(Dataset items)
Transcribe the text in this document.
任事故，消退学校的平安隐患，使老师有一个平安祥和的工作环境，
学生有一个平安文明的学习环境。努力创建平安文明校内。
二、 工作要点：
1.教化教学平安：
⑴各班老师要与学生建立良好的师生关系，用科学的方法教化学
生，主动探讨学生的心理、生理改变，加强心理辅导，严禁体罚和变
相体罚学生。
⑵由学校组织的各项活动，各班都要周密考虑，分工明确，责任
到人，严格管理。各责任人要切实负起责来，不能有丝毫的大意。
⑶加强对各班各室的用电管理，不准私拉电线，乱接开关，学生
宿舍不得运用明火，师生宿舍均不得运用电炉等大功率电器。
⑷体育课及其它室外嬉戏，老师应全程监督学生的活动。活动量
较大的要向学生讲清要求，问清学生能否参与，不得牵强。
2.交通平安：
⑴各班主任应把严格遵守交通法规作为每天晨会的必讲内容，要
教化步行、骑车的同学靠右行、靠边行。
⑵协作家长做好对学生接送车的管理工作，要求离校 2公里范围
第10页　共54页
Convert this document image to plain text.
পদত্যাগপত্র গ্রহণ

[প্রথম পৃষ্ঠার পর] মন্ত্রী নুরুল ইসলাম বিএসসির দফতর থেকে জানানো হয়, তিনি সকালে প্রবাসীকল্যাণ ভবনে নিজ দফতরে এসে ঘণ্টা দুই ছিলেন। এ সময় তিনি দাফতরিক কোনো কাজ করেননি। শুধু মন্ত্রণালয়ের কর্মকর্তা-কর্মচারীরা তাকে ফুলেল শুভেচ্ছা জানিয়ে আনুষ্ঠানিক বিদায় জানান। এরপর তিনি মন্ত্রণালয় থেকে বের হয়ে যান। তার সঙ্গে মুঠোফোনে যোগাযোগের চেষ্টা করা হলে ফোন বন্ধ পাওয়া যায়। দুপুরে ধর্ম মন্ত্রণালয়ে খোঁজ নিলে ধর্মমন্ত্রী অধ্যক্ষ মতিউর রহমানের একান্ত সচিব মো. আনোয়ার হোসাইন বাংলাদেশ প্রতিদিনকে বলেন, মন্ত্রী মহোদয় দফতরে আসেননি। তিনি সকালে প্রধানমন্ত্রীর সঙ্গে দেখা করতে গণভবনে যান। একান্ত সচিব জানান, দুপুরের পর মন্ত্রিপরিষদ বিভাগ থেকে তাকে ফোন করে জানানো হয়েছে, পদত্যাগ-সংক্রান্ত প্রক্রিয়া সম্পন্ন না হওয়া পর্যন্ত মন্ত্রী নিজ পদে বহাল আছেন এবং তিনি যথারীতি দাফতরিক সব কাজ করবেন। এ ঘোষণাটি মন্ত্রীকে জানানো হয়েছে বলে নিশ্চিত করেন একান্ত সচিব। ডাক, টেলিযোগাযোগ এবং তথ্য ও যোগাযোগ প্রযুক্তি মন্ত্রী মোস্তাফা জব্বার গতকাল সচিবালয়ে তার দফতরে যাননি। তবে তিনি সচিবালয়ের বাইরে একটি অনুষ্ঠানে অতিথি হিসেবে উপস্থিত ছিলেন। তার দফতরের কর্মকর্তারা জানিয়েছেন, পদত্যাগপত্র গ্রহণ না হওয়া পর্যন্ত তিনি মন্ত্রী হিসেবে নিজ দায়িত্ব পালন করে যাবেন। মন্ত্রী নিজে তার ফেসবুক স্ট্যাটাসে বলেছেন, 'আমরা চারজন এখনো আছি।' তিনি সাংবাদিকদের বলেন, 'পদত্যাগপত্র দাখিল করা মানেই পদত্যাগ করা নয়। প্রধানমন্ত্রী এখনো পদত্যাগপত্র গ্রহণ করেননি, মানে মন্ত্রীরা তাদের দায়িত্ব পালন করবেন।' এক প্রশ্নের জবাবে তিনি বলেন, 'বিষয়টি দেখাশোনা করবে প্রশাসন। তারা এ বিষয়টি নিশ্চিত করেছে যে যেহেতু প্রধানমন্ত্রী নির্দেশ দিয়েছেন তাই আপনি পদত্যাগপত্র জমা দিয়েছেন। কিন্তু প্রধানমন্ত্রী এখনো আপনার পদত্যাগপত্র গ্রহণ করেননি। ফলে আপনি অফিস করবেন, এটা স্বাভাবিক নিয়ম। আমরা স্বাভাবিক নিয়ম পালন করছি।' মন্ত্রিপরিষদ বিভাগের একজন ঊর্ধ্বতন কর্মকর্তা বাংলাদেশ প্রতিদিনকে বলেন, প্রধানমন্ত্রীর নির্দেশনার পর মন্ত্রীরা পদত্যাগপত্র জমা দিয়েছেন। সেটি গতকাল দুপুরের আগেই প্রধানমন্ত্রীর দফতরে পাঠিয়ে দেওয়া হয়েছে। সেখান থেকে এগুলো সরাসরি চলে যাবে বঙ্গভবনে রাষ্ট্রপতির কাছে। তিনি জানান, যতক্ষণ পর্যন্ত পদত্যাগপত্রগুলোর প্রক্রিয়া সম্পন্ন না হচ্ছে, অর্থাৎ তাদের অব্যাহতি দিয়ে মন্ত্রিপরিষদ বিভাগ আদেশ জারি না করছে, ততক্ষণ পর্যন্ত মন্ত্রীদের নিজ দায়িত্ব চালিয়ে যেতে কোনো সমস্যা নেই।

Direction: Go over the records above and tally the lines with the word "text" in them. Give the number alone.

Completed exercise: 2